# [Exercise prompt]
Extract from the items below every line that contains the word "Novo".

>> BEGIN

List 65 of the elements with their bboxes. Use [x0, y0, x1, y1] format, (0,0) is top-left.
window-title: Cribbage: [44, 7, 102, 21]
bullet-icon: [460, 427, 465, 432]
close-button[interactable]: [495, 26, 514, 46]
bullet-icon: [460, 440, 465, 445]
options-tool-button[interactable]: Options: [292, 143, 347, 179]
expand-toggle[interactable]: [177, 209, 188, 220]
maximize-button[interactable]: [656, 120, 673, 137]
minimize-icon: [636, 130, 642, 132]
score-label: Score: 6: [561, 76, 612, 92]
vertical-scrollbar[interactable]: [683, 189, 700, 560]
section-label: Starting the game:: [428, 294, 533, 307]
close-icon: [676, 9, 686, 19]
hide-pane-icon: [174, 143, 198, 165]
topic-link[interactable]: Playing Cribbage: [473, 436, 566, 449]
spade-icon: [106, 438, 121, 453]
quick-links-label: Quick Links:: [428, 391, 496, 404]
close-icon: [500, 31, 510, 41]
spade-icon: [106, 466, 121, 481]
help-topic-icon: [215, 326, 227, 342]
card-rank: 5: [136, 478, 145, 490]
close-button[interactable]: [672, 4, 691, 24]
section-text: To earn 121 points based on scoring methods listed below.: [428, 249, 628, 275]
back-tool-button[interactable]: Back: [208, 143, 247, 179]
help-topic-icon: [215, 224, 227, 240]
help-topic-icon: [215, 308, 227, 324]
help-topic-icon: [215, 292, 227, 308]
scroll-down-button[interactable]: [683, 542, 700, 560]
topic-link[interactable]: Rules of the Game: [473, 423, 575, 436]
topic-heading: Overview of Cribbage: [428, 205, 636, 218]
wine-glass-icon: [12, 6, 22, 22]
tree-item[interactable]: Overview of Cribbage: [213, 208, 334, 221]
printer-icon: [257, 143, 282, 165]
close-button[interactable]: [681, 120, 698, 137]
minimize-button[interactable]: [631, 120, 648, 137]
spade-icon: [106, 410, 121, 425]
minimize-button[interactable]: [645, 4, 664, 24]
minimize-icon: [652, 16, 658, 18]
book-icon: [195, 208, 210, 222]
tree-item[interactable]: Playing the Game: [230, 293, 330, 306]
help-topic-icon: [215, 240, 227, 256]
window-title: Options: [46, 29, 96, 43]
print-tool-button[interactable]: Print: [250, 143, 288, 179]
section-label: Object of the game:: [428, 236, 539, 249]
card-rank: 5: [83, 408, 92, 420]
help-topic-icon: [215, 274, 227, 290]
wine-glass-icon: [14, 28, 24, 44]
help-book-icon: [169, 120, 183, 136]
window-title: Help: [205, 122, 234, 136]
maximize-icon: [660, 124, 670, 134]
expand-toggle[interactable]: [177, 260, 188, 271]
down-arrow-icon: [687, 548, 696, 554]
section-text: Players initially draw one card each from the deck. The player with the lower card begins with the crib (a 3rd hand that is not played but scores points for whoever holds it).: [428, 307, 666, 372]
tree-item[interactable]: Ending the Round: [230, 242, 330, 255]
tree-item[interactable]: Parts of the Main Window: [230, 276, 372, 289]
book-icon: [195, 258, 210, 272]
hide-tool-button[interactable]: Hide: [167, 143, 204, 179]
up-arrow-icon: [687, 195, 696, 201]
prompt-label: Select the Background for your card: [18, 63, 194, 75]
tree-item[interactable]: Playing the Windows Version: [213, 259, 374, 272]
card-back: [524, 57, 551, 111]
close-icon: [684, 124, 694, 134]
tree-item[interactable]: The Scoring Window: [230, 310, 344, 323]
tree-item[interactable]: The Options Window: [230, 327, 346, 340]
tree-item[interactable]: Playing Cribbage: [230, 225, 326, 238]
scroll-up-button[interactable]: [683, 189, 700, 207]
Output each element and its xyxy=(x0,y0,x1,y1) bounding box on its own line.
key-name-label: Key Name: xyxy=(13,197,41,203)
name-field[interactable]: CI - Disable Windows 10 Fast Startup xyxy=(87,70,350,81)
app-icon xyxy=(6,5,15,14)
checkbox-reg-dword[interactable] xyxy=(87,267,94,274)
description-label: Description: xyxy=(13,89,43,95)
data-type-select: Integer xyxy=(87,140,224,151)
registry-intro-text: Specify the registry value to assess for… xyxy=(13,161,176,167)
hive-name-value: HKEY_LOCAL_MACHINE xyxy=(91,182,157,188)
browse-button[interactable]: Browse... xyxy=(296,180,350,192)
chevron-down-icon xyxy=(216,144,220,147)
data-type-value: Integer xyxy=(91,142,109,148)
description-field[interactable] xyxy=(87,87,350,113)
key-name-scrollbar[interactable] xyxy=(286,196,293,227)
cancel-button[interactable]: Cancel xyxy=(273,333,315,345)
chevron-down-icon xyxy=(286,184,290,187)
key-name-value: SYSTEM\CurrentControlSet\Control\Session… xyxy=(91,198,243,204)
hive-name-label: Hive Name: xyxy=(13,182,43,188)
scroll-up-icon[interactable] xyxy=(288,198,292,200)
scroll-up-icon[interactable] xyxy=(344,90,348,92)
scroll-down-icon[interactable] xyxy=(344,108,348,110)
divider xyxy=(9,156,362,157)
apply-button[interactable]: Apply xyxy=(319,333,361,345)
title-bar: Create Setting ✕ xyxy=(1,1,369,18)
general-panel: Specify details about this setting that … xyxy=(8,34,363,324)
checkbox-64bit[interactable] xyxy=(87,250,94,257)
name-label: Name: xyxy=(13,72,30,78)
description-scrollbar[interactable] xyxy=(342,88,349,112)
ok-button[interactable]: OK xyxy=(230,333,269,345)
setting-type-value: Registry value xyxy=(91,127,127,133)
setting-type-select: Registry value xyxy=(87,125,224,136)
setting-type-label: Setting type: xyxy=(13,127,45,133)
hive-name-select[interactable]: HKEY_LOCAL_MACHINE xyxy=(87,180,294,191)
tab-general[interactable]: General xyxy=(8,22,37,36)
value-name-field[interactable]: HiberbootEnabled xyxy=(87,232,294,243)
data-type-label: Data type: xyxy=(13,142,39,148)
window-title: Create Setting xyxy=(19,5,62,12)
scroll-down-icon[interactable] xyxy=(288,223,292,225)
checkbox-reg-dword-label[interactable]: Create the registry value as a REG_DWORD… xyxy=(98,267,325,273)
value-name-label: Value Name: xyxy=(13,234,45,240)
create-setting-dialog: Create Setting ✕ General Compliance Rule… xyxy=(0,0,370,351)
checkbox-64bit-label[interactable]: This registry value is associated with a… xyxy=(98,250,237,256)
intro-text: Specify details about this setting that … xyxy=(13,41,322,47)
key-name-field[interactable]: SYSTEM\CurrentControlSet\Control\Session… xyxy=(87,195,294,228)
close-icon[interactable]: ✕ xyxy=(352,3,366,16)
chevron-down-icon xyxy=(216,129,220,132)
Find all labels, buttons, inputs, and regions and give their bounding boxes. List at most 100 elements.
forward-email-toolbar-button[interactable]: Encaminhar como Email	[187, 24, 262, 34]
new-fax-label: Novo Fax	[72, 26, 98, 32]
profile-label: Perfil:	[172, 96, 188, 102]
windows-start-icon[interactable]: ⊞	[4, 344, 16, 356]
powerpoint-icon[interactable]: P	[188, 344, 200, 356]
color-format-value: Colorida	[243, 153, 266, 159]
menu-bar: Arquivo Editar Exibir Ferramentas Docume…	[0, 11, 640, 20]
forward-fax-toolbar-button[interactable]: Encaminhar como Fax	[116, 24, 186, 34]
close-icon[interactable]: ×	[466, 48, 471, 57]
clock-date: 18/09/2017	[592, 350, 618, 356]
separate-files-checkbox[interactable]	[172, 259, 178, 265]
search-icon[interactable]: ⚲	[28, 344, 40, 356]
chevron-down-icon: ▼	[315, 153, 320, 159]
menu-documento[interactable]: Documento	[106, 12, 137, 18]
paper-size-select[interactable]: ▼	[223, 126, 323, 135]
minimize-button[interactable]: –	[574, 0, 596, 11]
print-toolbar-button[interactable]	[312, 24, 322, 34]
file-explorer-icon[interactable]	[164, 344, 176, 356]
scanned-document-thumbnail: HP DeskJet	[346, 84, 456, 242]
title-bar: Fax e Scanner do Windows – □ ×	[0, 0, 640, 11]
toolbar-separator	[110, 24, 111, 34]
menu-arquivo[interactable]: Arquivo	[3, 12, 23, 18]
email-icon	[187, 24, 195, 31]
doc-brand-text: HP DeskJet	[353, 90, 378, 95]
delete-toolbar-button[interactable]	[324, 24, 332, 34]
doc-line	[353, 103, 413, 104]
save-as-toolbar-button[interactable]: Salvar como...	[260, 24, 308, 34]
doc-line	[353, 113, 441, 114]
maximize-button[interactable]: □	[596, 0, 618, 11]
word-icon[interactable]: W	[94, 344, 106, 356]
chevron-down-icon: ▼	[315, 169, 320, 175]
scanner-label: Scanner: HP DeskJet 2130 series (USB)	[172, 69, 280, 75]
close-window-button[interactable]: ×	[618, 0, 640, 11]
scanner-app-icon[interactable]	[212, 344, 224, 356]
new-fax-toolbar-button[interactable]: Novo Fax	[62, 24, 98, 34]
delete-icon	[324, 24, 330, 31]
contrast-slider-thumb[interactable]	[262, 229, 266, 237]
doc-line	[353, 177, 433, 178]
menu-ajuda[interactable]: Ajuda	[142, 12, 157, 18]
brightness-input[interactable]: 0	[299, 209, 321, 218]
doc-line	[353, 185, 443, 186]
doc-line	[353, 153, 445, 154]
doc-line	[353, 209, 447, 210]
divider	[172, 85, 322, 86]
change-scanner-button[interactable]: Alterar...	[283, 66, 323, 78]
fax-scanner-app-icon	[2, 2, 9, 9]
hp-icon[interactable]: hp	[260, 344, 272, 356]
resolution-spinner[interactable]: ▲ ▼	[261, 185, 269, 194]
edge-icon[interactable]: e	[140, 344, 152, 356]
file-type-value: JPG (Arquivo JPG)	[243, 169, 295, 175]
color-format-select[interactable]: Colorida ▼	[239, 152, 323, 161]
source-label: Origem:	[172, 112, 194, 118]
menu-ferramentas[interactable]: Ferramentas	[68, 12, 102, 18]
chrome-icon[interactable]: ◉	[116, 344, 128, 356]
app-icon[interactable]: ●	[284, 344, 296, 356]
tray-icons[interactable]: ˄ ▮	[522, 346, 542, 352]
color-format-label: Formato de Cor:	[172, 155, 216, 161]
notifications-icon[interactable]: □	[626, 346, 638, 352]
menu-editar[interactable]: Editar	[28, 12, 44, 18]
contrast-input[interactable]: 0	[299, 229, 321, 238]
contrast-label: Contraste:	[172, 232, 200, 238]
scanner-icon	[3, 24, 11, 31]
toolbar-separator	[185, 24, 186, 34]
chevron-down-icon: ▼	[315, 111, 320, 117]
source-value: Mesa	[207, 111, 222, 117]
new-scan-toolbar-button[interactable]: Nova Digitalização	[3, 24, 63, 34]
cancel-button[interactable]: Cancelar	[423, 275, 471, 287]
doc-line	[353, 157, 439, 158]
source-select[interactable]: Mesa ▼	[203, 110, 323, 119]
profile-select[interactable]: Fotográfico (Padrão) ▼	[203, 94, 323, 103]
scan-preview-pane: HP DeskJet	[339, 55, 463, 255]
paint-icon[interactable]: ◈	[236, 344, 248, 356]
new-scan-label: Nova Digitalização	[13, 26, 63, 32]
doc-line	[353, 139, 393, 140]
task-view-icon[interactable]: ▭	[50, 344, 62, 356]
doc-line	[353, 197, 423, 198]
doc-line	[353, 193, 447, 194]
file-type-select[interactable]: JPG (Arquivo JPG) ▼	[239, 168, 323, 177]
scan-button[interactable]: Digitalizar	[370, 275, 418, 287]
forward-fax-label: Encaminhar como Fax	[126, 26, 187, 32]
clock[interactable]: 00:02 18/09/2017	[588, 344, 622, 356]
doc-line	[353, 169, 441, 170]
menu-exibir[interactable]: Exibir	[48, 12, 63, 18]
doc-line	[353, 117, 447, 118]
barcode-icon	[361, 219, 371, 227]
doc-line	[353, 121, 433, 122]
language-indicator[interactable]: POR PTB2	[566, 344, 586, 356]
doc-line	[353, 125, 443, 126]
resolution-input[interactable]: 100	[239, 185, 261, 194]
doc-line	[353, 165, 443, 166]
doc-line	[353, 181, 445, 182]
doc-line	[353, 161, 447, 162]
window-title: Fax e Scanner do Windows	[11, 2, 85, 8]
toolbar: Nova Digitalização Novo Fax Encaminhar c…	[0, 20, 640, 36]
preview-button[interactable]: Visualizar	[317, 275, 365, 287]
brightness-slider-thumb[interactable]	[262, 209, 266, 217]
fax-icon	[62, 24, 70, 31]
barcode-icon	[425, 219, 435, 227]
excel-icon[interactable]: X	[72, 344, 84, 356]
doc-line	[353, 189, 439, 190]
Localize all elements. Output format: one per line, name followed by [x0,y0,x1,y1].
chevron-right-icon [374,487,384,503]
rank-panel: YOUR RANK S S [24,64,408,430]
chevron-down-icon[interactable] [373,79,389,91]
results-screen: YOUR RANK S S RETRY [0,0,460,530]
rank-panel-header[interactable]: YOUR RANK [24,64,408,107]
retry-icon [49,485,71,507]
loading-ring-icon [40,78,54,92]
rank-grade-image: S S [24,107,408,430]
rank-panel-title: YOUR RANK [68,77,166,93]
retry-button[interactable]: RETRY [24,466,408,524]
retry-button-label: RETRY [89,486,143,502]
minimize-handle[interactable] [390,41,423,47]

>> END

# [Exercise result]
new-fax-label: Novo Fax	[72, 26, 98, 32]
new-fax-toolbar-button[interactable]: Novo Fax	[62, 24, 98, 34]
toolbar: Nova Digitalização Novo Fax Encaminhar c…	[0, 20, 640, 36]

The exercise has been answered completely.